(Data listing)
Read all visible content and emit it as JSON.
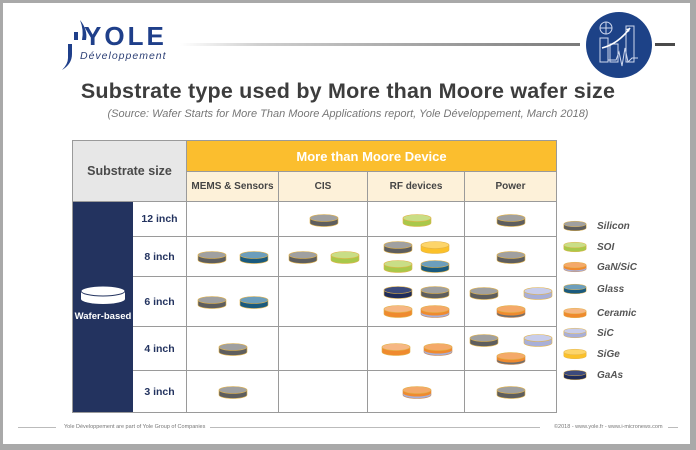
{
  "header": {
    "logo_name": "YOLE",
    "logo_sub": "Développement",
    "title": "Substrate type used by More than Moore wafer size",
    "subtitle": "(Source: Wafer Starts for More Than Moore Applications report, Yole Développement, March 2018)"
  },
  "table": {
    "corner_label": "Substrate size",
    "group_header": "More than Moore Device",
    "columns": [
      "MEMS & Sensors",
      "CIS",
      "RF devices",
      "Power"
    ],
    "row_group_label": "Wafer-based",
    "rows": [
      {
        "size": "12 inch",
        "cells": [
          [],
          [
            "Silicon"
          ],
          [
            "SOI"
          ],
          [
            "Silicon"
          ]
        ]
      },
      {
        "size": "8 inch",
        "cells": [
          [
            "Silicon",
            "Glass"
          ],
          [
            "Silicon",
            "SOI"
          ],
          [
            "Silicon",
            "SiGe",
            "SOI",
            "Glass"
          ],
          [
            "Silicon"
          ]
        ]
      },
      {
        "size": "6 inch",
        "cells": [
          [
            "Silicon",
            "Glass"
          ],
          [],
          [
            "GaAs",
            "Silicon",
            "Ceramic",
            "GaN/SiC"
          ],
          [
            "Silicon",
            "SiC",
            "GaN/Si"
          ]
        ]
      },
      {
        "size": "4 inch",
        "cells": [
          [
            "Silicon"
          ],
          [],
          [
            "Ceramic",
            "GaN/SiC"
          ],
          [
            "Silicon",
            "SiC",
            "GaN/Si"
          ]
        ]
      },
      {
        "size": "3 inch",
        "cells": [
          [
            "Silicon"
          ],
          [],
          [
            "GaN/SiC"
          ],
          [
            "Silicon"
          ]
        ]
      }
    ]
  },
  "legend": {
    "items": [
      {
        "label": "Silicon",
        "color": "#5e5e5e",
        "top": "#a0a0a0"
      },
      {
        "label": "SOI",
        "color": "#a9c84a",
        "top": "#c9de86"
      },
      {
        "label": "GaN/SiC",
        "color": "#ef8a2e",
        "top": "#f4a969"
      },
      {
        "label": "Glass",
        "color": "#1a5a7e",
        "top": "#6c9ebc"
      },
      {
        "label": "Ceramic",
        "color": "#ef8a2e",
        "top": "#f6b784"
      },
      {
        "label": "SiC",
        "color": "#a8afd8",
        "top": "#c8cdeb"
      },
      {
        "label": "SiGe",
        "color": "#fbc12a",
        "top": "#fdd56a"
      },
      {
        "label": "GaAs",
        "color": "#1f2c5a",
        "top": "#3c4a7c"
      }
    ]
  },
  "footer": {
    "left": "Yole Développement are part of Yole Group of Companies",
    "right": "©2018 - www.yole.fr - www.i-micronews.com"
  }
}
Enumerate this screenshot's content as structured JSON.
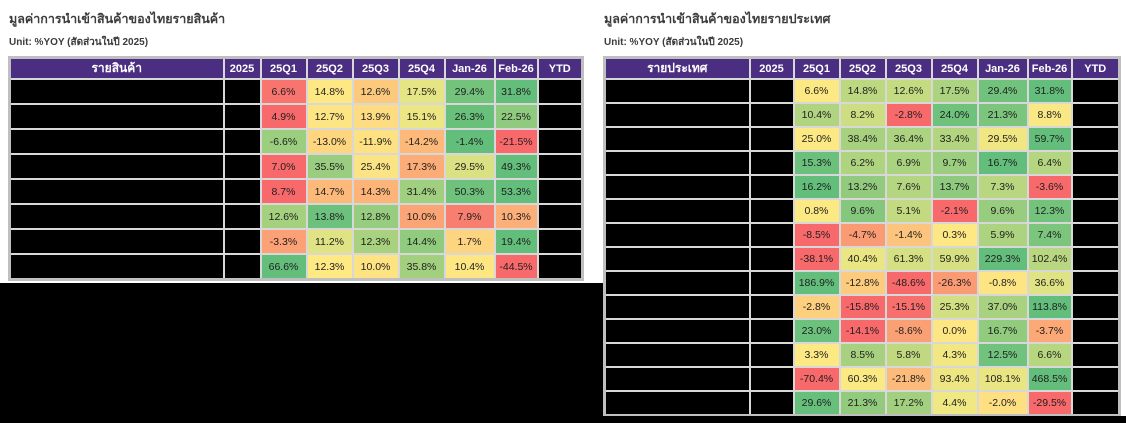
{
  "style": {
    "header_bg": "#4b2d82",
    "header_text": "#ffffff",
    "grid_line": "#d8d8d8",
    "outer_border": "#bfbfbf",
    "title_text": "#3c3c3c",
    "redaction": "#000000",
    "scale_min_red": "#f8696b",
    "scale_mid_yellow": "#ffeb84",
    "scale_max_green": "#63be7b"
  },
  "left_table": {
    "title": "มูลค่าการนำเข้าสินค้าของไทยรายสินค้า",
    "unit": "Unit: %YOY (สัดส่วนในปี 2025)",
    "columns": [
      "รายสินค้า",
      "2025",
      "25Q1",
      "25Q2",
      "25Q3",
      "25Q4",
      "Jan-26",
      "Feb-26",
      "YTD"
    ],
    "redacted_columns": [
      "รายสินค้า",
      "2025",
      "YTD"
    ],
    "rows": [
      {
        "values": [
          "6.6%",
          "14.8%",
          "12.6%",
          "17.5%",
          "29.4%",
          "31.8%"
        ],
        "colors": [
          "#f8746e",
          "#fee883",
          "#fcc97d",
          "#e6e583",
          "#74c37d",
          "#63be7b"
        ]
      },
      {
        "values": [
          "4.9%",
          "12.7%",
          "13.9%",
          "15.1%",
          "26.3%",
          "22.5%"
        ],
        "colors": [
          "#f8696b",
          "#fee583",
          "#fedc81",
          "#ede783",
          "#68c07b",
          "#8fca7e"
        ]
      },
      {
        "values": [
          "-6.6%",
          "-13.0%",
          "-11.9%",
          "-14.2%",
          "-1.4%",
          "-21.5%"
        ],
        "colors": [
          "#9bce7f",
          "#fdd67f",
          "#fee182",
          "#fcb97a",
          "#63be7b",
          "#f8696b"
        ]
      },
      {
        "values": [
          "7.0%",
          "35.5%",
          "25.4%",
          "17.3%",
          "29.5%",
          "49.3%"
        ],
        "colors": [
          "#f8696b",
          "#9acd7f",
          "#fbe483",
          "#fbac77",
          "#d9e182",
          "#63be7b"
        ]
      },
      {
        "values": [
          "8.7%",
          "14.7%",
          "14.3%",
          "31.4%",
          "50.3%",
          "53.3%"
        ],
        "colors": [
          "#f8696b",
          "#fcb97a",
          "#fcb479",
          "#a0cf7f",
          "#6ec27c",
          "#63be7b"
        ]
      },
      {
        "values": [
          "12.6%",
          "13.8%",
          "12.8%",
          "10.0%",
          "7.9%",
          "10.3%"
        ],
        "colors": [
          "#a5d17f",
          "#6cc17c",
          "#97cd7e",
          "#fba476",
          "#f87e70",
          "#fcaf79"
        ]
      },
      {
        "values": [
          "-3.3%",
          "11.2%",
          "12.3%",
          "14.4%",
          "1.7%",
          "19.4%"
        ],
        "colors": [
          "#fba175",
          "#dfe383",
          "#a9d27f",
          "#90cb7e",
          "#fdd47f",
          "#63be7b"
        ]
      },
      {
        "values": [
          "66.6%",
          "12.3%",
          "10.0%",
          "35.8%",
          "10.4%",
          "-44.5%"
        ],
        "colors": [
          "#63be7b",
          "#fee983",
          "#fee383",
          "#a3d07f",
          "#fee783",
          "#f8696b"
        ]
      }
    ]
  },
  "right_table": {
    "title": "มูลค่าการนำเข้าสินค้าของไทยรายประเทศ",
    "unit": "Unit: %YOY (สัดส่วนในปี 2025)",
    "columns": [
      "รายประเทศ",
      "2025",
      "25Q1",
      "25Q2",
      "25Q3",
      "25Q4",
      "Jan-26",
      "Feb-26",
      "YTD"
    ],
    "redacted_columns": [
      "รายประเทศ",
      "2025",
      "YTD"
    ],
    "rows": [
      {
        "values": [
          "6.6%",
          "14.8%",
          "12.6%",
          "17.5%",
          "29.4%",
          "31.8%"
        ],
        "colors": [
          "#fce983",
          "#bcd881",
          "#c4db81",
          "#abd380",
          "#70c27c",
          "#63be7b"
        ]
      },
      {
        "values": [
          "10.4%",
          "8.2%",
          "-2.8%",
          "24.0%",
          "21.3%",
          "8.8%"
        ],
        "colors": [
          "#b0d480",
          "#ccdd82",
          "#f8696b",
          "#6ec27c",
          "#7cc57d",
          "#f9e883"
        ]
      },
      {
        "values": [
          "25.0%",
          "38.4%",
          "36.4%",
          "33.4%",
          "29.5%",
          "59.7%"
        ],
        "colors": [
          "#fde984",
          "#a7d17f",
          "#acd380",
          "#b3d580",
          "#f0e783",
          "#63be7b"
        ]
      },
      {
        "values": [
          "15.3%",
          "6.2%",
          "6.9%",
          "9.7%",
          "16.7%",
          "6.4%"
        ],
        "colors": [
          "#6bc17c",
          "#afd480",
          "#aad37f",
          "#9cce7f",
          "#63be7b",
          "#b5d680"
        ]
      },
      {
        "values": [
          "16.2%",
          "13.2%",
          "7.6%",
          "13.7%",
          "7.3%",
          "-3.6%"
        ],
        "colors": [
          "#63be7b",
          "#92cb7e",
          "#b5d680",
          "#8fca7e",
          "#b8d780",
          "#f8696b"
        ]
      },
      {
        "values": [
          "0.8%",
          "9.6%",
          "5.1%",
          "-2.1%",
          "9.6%",
          "12.3%"
        ],
        "colors": [
          "#fbe983",
          "#84c77d",
          "#c3da81",
          "#f8696b",
          "#98cd7f",
          "#74c37c"
        ]
      },
      {
        "values": [
          "-8.5%",
          "-4.7%",
          "-1.4%",
          "0.3%",
          "5.9%",
          "7.4%"
        ],
        "colors": [
          "#f8696b",
          "#fa9b74",
          "#fcc47c",
          "#fee884",
          "#acd380",
          "#7cc57d"
        ]
      },
      {
        "values": [
          "-38.1%",
          "40.4%",
          "61.3%",
          "59.9%",
          "229.3%",
          "102.4%"
        ],
        "colors": [
          "#f8696b",
          "#e9e683",
          "#d4e082",
          "#d6e082",
          "#63be7b",
          "#b9d780"
        ]
      },
      {
        "values": [
          "186.9%",
          "-12.8%",
          "-48.6%",
          "-26.3%",
          "-0.8%",
          "36.6%"
        ],
        "colors": [
          "#63be7b",
          "#fccb7e",
          "#f8696b",
          "#fb9b74",
          "#fee583",
          "#dfe383"
        ]
      },
      {
        "values": [
          "-2.8%",
          "-15.8%",
          "-15.1%",
          "25.3%",
          "37.0%",
          "113.8%"
        ],
        "colors": [
          "#fdd07e",
          "#f8696b",
          "#f8706d",
          "#d2df82",
          "#a8d27f",
          "#63be7b"
        ]
      },
      {
        "values": [
          "23.0%",
          "-14.1%",
          "-8.6%",
          "0.0%",
          "16.7%",
          "-3.7%"
        ],
        "colors": [
          "#6cc17c",
          "#f8696b",
          "#fb9f75",
          "#fee783",
          "#90cb7e",
          "#fca977"
        ]
      },
      {
        "values": [
          "3.3%",
          "8.5%",
          "5.8%",
          "4.3%",
          "12.5%",
          "6.6%"
        ],
        "colors": [
          "#fce983",
          "#a7d17f",
          "#c0d981",
          "#f2e883",
          "#70c27c",
          "#b7d680"
        ]
      },
      {
        "values": [
          "-70.4%",
          "60.3%",
          "-21.8%",
          "93.4%",
          "108.1%",
          "468.5%"
        ],
        "colors": [
          "#f8696b",
          "#fbe983",
          "#fcba7b",
          "#ede683",
          "#e9e583",
          "#63be7b"
        ]
      },
      {
        "values": [
          "29.6%",
          "21.3%",
          "17.2%",
          "4.4%",
          "-2.0%",
          "-29.5%"
        ],
        "colors": [
          "#66bf7b",
          "#92cb7e",
          "#a3d07f",
          "#efe883",
          "#fedf82",
          "#f8696b"
        ]
      }
    ]
  }
}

— SET TASK —
All lines of the data above that include the word "าการนำเข" must be shown.

— WRITTEN ANSWER —
    "title": "มูลค่าการนำเข้าสินค้าของไทยรายสินค้า",
    "title": "มูลค่าการนำเข้าสินค้าของไทยรายประเทศ",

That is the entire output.